• [To be done]:
Give the data again exactly as written, skipping any pictures.

• [Records from a collection of figures]:
►

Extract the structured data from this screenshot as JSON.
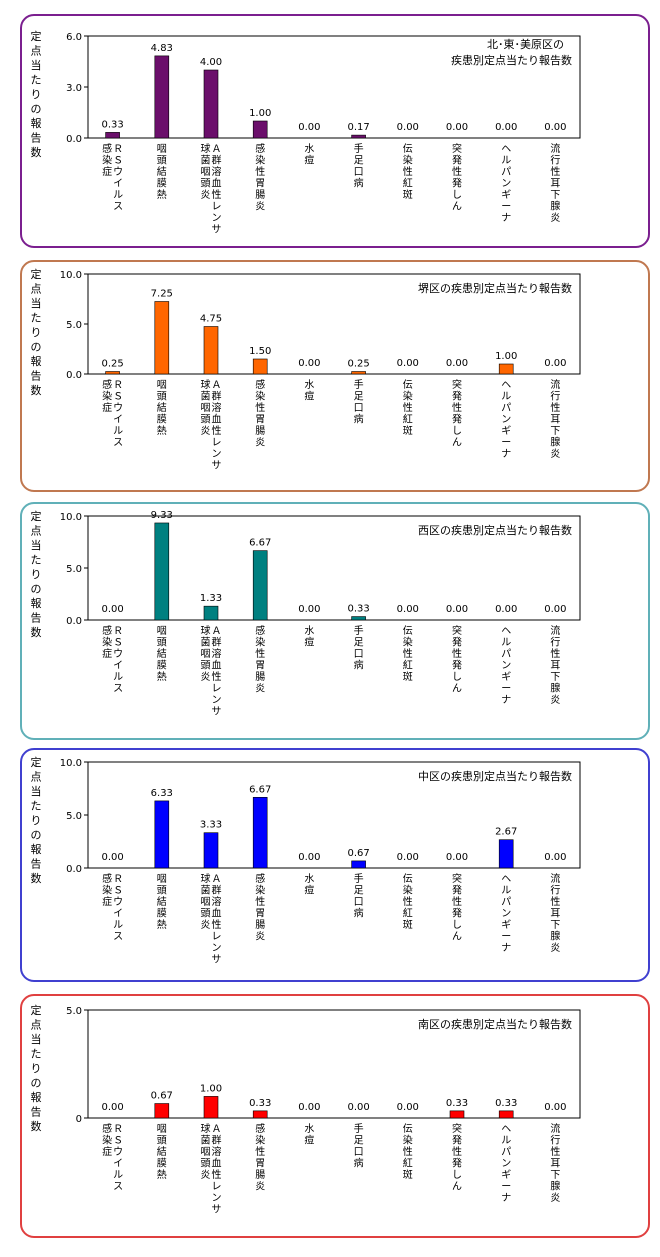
{
  "categories": [
    "ＲＳウイルス感染症",
    "咽頭結膜熱",
    "Ａ群溶血性レンサ球菌咽頭炎",
    "感染性胃腸炎",
    "水痘",
    "手足口病",
    "伝染性紅斑",
    "突発性発しん",
    "ヘルパンギーナ",
    "流行性耳下腺炎"
  ],
  "chart_data": [
    {
      "type": "bar",
      "title": "北･東･美原区の疾患別定点当たり報告数",
      "ylabel": "定点当たりの報告数",
      "ylim": [
        0,
        6.0
      ],
      "yticks": [
        "0.0",
        "3.0",
        "6.0"
      ],
      "categories_ref": "categories",
      "values": [
        0.33,
        4.83,
        4.0,
        1.0,
        0.0,
        0.17,
        0.0,
        0.0,
        0.0,
        0.0
      ],
      "value_labels": [
        "0.33",
        "4.83",
        "4.00",
        "1.00",
        "0.00",
        "0.17",
        "0.00",
        "0.00",
        "0.00",
        "0.00"
      ],
      "bar_color": "#6B0F6B",
      "border_color": "#7B1F8F"
    },
    {
      "type": "bar",
      "title": "堺区の疾患別定点当たり報告数",
      "ylabel": "定点当たりの報告数",
      "ylim": [
        0,
        10.0
      ],
      "yticks": [
        "0.0",
        "5.0",
        "10.0"
      ],
      "categories_ref": "categories",
      "values": [
        0.25,
        7.25,
        4.75,
        1.5,
        0.0,
        0.25,
        0.0,
        0.0,
        1.0,
        0.0
      ],
      "value_labels": [
        "0.25",
        "7.25",
        "4.75",
        "1.50",
        "0.00",
        "0.25",
        "0.00",
        "0.00",
        "1.00",
        "0.00"
      ],
      "bar_color": "#FF6600",
      "border_color": "#C07850"
    },
    {
      "type": "bar",
      "title": "西区の疾患別定点当たり報告数",
      "ylabel": "定点当たりの報告数",
      "ylim": [
        0,
        10.0
      ],
      "yticks": [
        "0.0",
        "5.0",
        "10.0"
      ],
      "categories_ref": "categories",
      "values": [
        0.0,
        9.33,
        1.33,
        6.67,
        0.0,
        0.33,
        0.0,
        0.0,
        0.0,
        0.0
      ],
      "value_labels": [
        "0.00",
        "9.33",
        "1.33",
        "6.67",
        "0.00",
        "0.33",
        "0.00",
        "0.00",
        "0.00",
        "0.00"
      ],
      "bar_color": "#008080",
      "border_color": "#60B0B8"
    },
    {
      "type": "bar",
      "title": "中区の疾患別定点当たり報告数",
      "ylabel": "定点当たりの報告数",
      "ylim": [
        0,
        10.0
      ],
      "yticks": [
        "0.0",
        "5.0",
        "10.0"
      ],
      "categories_ref": "categories",
      "values": [
        0.0,
        6.33,
        3.33,
        6.67,
        0.0,
        0.67,
        0.0,
        0.0,
        2.67,
        0.0
      ],
      "value_labels": [
        "0.00",
        "6.33",
        "3.33",
        "6.67",
        "0.00",
        "0.67",
        "0.00",
        "0.00",
        "2.67",
        "0.00"
      ],
      "bar_color": "#0000FF",
      "border_color": "#4040D0"
    },
    {
      "type": "bar",
      "title": "南区の疾患別定点当たり報告数",
      "ylabel": "定点当たりの報告数",
      "ylim": [
        0,
        5.0
      ],
      "yticks": [
        "0",
        "5.0"
      ],
      "categories_ref": "categories",
      "values": [
        0.0,
        0.67,
        1.0,
        0.33,
        0.0,
        0.0,
        0.0,
        0.33,
        0.33,
        0.0
      ],
      "value_labels": [
        "0.00",
        "0.67",
        "1.00",
        "0.33",
        "0.00",
        "0.00",
        "0.00",
        "0.33",
        "0.33",
        "0.00"
      ],
      "bar_color": "#FF0000",
      "border_color": "#E04040"
    }
  ]
}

◄

• [Complete response]:
Extract the structured data from this screenshot as JSON.
{
  "categories": [
    "ＲＳウイルス感染症",
    "咽頭結膜熱",
    "Ａ群溶血性レンサ球菌咽頭炎",
    "感染性胃腸炎",
    "水痘",
    "手足口病",
    "伝染性紅斑",
    "突発性発しん",
    "ヘルパンギーナ",
    "流行性耳下腺炎"
  ],
  "chart_data": [
    {
      "type": "bar",
      "title": "北･東･美原区の疾患別定点当たり報告数",
      "ylabel": "定点当たりの報告数",
      "ylim": [
        0,
        6.0
      ],
      "yticks": [
        "0.0",
        "3.0",
        "6.0"
      ],
      "categories_ref": "categories",
      "values": [
        0.33,
        4.83,
        4.0,
        1.0,
        0.0,
        0.17,
        0.0,
        0.0,
        0.0,
        0.0
      ],
      "value_labels": [
        "0.33",
        "4.83",
        "4.00",
        "1.00",
        "0.00",
        "0.17",
        "0.00",
        "0.00",
        "0.00",
        "0.00"
      ],
      "bar_color": "#6B0F6B",
      "border_color": "#7B1F8F"
    },
    {
      "type": "bar",
      "title": "堺区の疾患別定点当たり報告数",
      "ylabel": "定点当たりの報告数",
      "ylim": [
        0,
        10.0
      ],
      "yticks": [
        "0.0",
        "5.0",
        "10.0"
      ],
      "categories_ref": "categories",
      "values": [
        0.25,
        7.25,
        4.75,
        1.5,
        0.0,
        0.25,
        0.0,
        0.0,
        1.0,
        0.0
      ],
      "value_labels": [
        "0.25",
        "7.25",
        "4.75",
        "1.50",
        "0.00",
        "0.25",
        "0.00",
        "0.00",
        "1.00",
        "0.00"
      ],
      "bar_color": "#FF6600",
      "border_color": "#C07850"
    },
    {
      "type": "bar",
      "title": "西区の疾患別定点当たり報告数",
      "ylabel": "定点当たりの報告数",
      "ylim": [
        0,
        10.0
      ],
      "yticks": [
        "0.0",
        "5.0",
        "10.0"
      ],
      "categories_ref": "categories",
      "values": [
        0.0,
        9.33,
        1.33,
        6.67,
        0.0,
        0.33,
        0.0,
        0.0,
        0.0,
        0.0
      ],
      "value_labels": [
        "0.00",
        "9.33",
        "1.33",
        "6.67",
        "0.00",
        "0.33",
        "0.00",
        "0.00",
        "0.00",
        "0.00"
      ],
      "bar_color": "#008080",
      "border_color": "#60B0B8"
    },
    {
      "type": "bar",
      "title": "中区の疾患別定点当たり報告数",
      "ylabel": "定点当たりの報告数",
      "ylim": [
        0,
        10.0
      ],
      "yticks": [
        "0.0",
        "5.0",
        "10.0"
      ],
      "categories_ref": "categories",
      "values": [
        0.0,
        6.33,
        3.33,
        6.67,
        0.0,
        0.67,
        0.0,
        0.0,
        2.67,
        0.0
      ],
      "value_labels": [
        "0.00",
        "6.33",
        "3.33",
        "6.67",
        "0.00",
        "0.67",
        "0.00",
        "0.00",
        "2.67",
        "0.00"
      ],
      "bar_color": "#0000FF",
      "border_color": "#4040D0"
    },
    {
      "type": "bar",
      "title": "南区の疾患別定点当たり報告数",
      "ylabel": "定点当たりの報告数",
      "ylim": [
        0,
        5.0
      ],
      "yticks": [
        "0",
        "5.0"
      ],
      "categories_ref": "categories",
      "values": [
        0.0,
        0.67,
        1.0,
        0.33,
        0.0,
        0.0,
        0.0,
        0.33,
        0.33,
        0.0
      ],
      "value_labels": [
        "0.00",
        "0.67",
        "1.00",
        "0.33",
        "0.00",
        "0.00",
        "0.00",
        "0.33",
        "0.33",
        "0.00"
      ],
      "bar_color": "#FF0000",
      "border_color": "#E04040"
    }
  ]
}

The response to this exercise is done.